• [Exercise task]: Report all lines holding "пшениця".

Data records
━━━
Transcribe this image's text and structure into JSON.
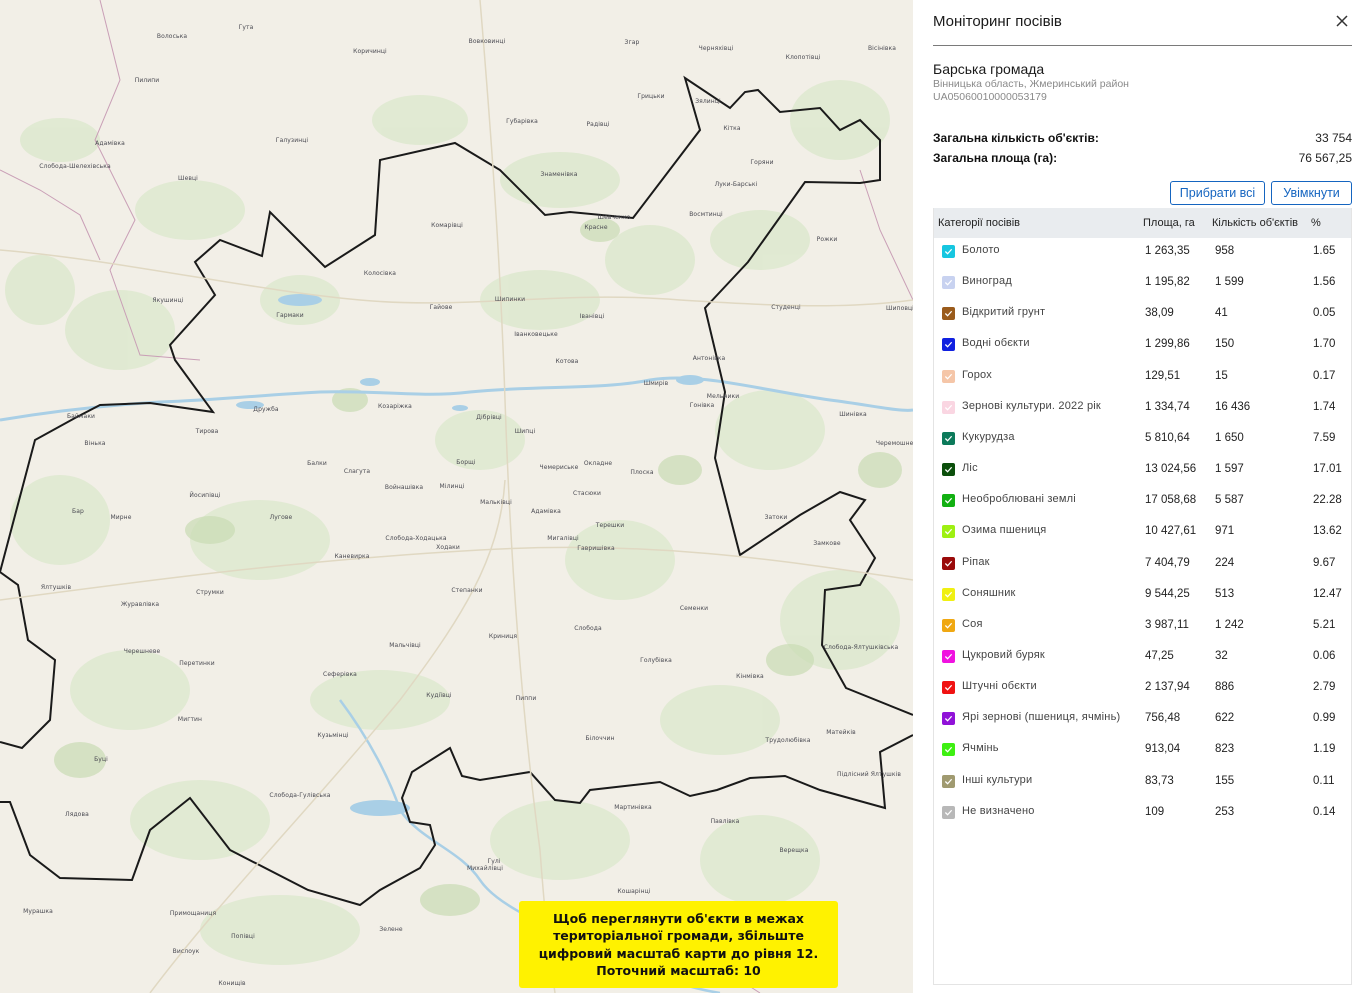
{
  "panel": {
    "title": "Моніторинг посівів",
    "close_icon": "close-icon",
    "community": {
      "name": "Барська громада",
      "region": "Вінницька область, Жмеринський район",
      "code": "UA05060010000053179"
    },
    "totals": {
      "objects_label": "Загальна кількість об'єктів:",
      "objects_value": "33 754",
      "area_label": "Загальна площа (га):",
      "area_value": "76 567,25"
    },
    "buttons": {
      "hide_all": "Прибрати всі",
      "enable": "Увімкнути"
    },
    "table": {
      "headers": [
        "Категорії посівів",
        "Площа, га",
        "Кількість об'єктів",
        "%"
      ],
      "rows": [
        {
          "name": "Болото",
          "area": "1 263,35",
          "count": "958",
          "pct": "1.65",
          "color": "#16c6e0"
        },
        {
          "name": "Виноград",
          "area": "1 195,82",
          "count": "1 599",
          "pct": "1.56",
          "color": "#c8d2f0"
        },
        {
          "name": "Відкритий грунт",
          "area": "38,09",
          "count": "41",
          "pct": "0.05",
          "color": "#9a5b1b"
        },
        {
          "name": "Водні обєкти",
          "area": "1 299,86",
          "count": "150",
          "pct": "1.70",
          "color": "#1020e0"
        },
        {
          "name": "Горох",
          "area": "129,51",
          "count": "15",
          "pct": "0.17",
          "color": "#f5c6a8"
        },
        {
          "name": "Зернові культури. 2022 рік",
          "area": "1 334,74",
          "count": "16 436",
          "pct": "1.74",
          "color": "#fad6e2"
        },
        {
          "name": "Кукурудза",
          "area": "5 810,64",
          "count": "1 650",
          "pct": "7.59",
          "color": "#0c7a5a"
        },
        {
          "name": "Ліс",
          "area": "13 024,56",
          "count": "1 597",
          "pct": "17.01",
          "color": "#0b4f0b"
        },
        {
          "name": "Необроблювані землі",
          "area": "17 058,68",
          "count": "5 587",
          "pct": "22.28",
          "color": "#12b012"
        },
        {
          "name": "Озима пшениця",
          "area": "10 427,61",
          "count": "971",
          "pct": "13.62",
          "color": "#9ef012"
        },
        {
          "name": "Ріпак",
          "area": "7 404,79",
          "count": "224",
          "pct": "9.67",
          "color": "#9a0a0a"
        },
        {
          "name": "Соняшник",
          "area": "9 544,25",
          "count": "513",
          "pct": "12.47",
          "color": "#f0f012"
        },
        {
          "name": "Соя",
          "area": "3 987,11",
          "count": "1 242",
          "pct": "5.21",
          "color": "#f0a812"
        },
        {
          "name": "Цукровий буряк",
          "area": "47,25",
          "count": "32",
          "pct": "0.06",
          "color": "#f012e0"
        },
        {
          "name": "Штучні обєкти",
          "area": "2 137,94",
          "count": "886",
          "pct": "2.79",
          "color": "#f01212"
        },
        {
          "name": "Ярі зернові (пшениця, ячмінь)",
          "area": "756,48",
          "count": "622",
          "pct": "0.99",
          "color": "#9012d8"
        },
        {
          "name": "Ячмінь",
          "area": "913,04",
          "count": "823",
          "pct": "1.19",
          "color": "#3ef012"
        },
        {
          "name": "Інші культури",
          "area": "83,73",
          "count": "155",
          "pct": "0.11",
          "color": "#a09a70"
        },
        {
          "name": "Не визначено",
          "area": "109",
          "count": "253",
          "pct": "0.14",
          "color": "#b8b8b8"
        }
      ]
    }
  },
  "map": {
    "notice": "Щоб переглянути об'єкти в межах територіальної громади, збільште цифровий масштаб карти до рівня 12. Поточний масштаб: 10",
    "places": [
      "Волоська",
      "Гута",
      "Коричинці",
      "Вовковинці",
      "Згар",
      "Черняхівці",
      "Клопотівці",
      "Вісінівка",
      "Пилипи",
      "Грицьки",
      "Радівці",
      "Зялинці",
      "Адамівка",
      "Галузинці",
      "Кітка",
      "Слобода-Шелехівська",
      "Шевці",
      "Горяни",
      "Луки-Барські",
      "Шевченко",
      "Восмтинці",
      "Комарівці",
      "Рожки",
      "Колосівка",
      "Якушинці",
      "Гармаки",
      "Гайове",
      "Шипинки",
      "Іванівці",
      "Іванковецьке",
      "Студенці",
      "Котова",
      "Антонівка",
      "Шмирів",
      "Шиповці",
      "Мельники",
      "Гонівка",
      "Шинівка",
      "Вінька",
      "Баймаки",
      "Тирова",
      "Дружба",
      "Козаріжка",
      "Дібрівці",
      "Шипці",
      "Черемошне-Барські",
      "Балки",
      "Слагута",
      "Борщі",
      "Чемериське",
      "Окладне",
      "Плоска",
      "Войнашівка",
      "Мілинці",
      "Мальківці",
      "Стасюки",
      "Адамівка",
      "Йосипівці",
      "Бар",
      "Мирне",
      "Луговe",
      "Слобода-Ходацька",
      "Ходаки",
      "Мигалівці",
      "Терешки",
      "Гавришівка",
      "Затоки",
      "Замкове",
      "Каневирка",
      "Струмки",
      "Степанки",
      "Журавлівка",
      "Ялтушків",
      "Семенки",
      "Черешневе",
      "Перетинки",
      "Мальчівці",
      "Криниця",
      "Слобода",
      "Слобода-Ялтушківська",
      "Сеферівка",
      "Голубівка",
      "Кінмівка",
      "Кудіївці",
      "Пиппи",
      "Мигтин",
      "Матейків",
      "Буці",
      "Кузьмінці",
      "Білоччин",
      "Трудолюбівка",
      "Слобода-Гулівська",
      "Лядова",
      "Мартинівка",
      "Павлівка",
      "Підлісний Ялтушків",
      "Гулі",
      "Верещка",
      "Кошарінці",
      "Мурашка",
      "Примощаниця",
      "Попівці",
      "Зелене",
      "Вислоук",
      "Конищів",
      "Михайлівці",
      "Губарівка",
      "Знаменівка",
      "Красне"
    ]
  }
}
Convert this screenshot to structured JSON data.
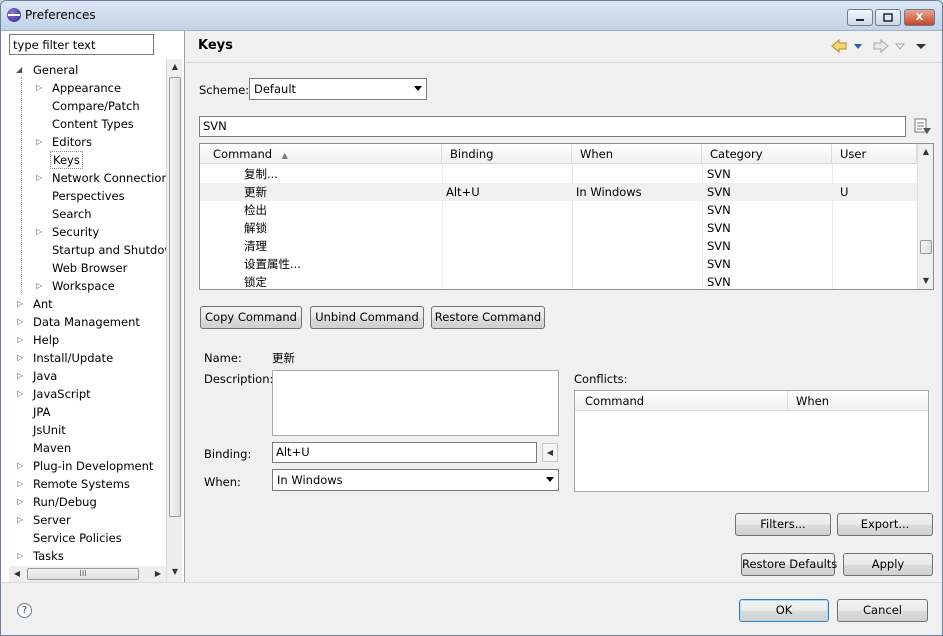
━━━
• [Response for this exercise]:
          "name": "Озима пшениця",
          "name": "Ярі зернові (пшениця, ячмінь)",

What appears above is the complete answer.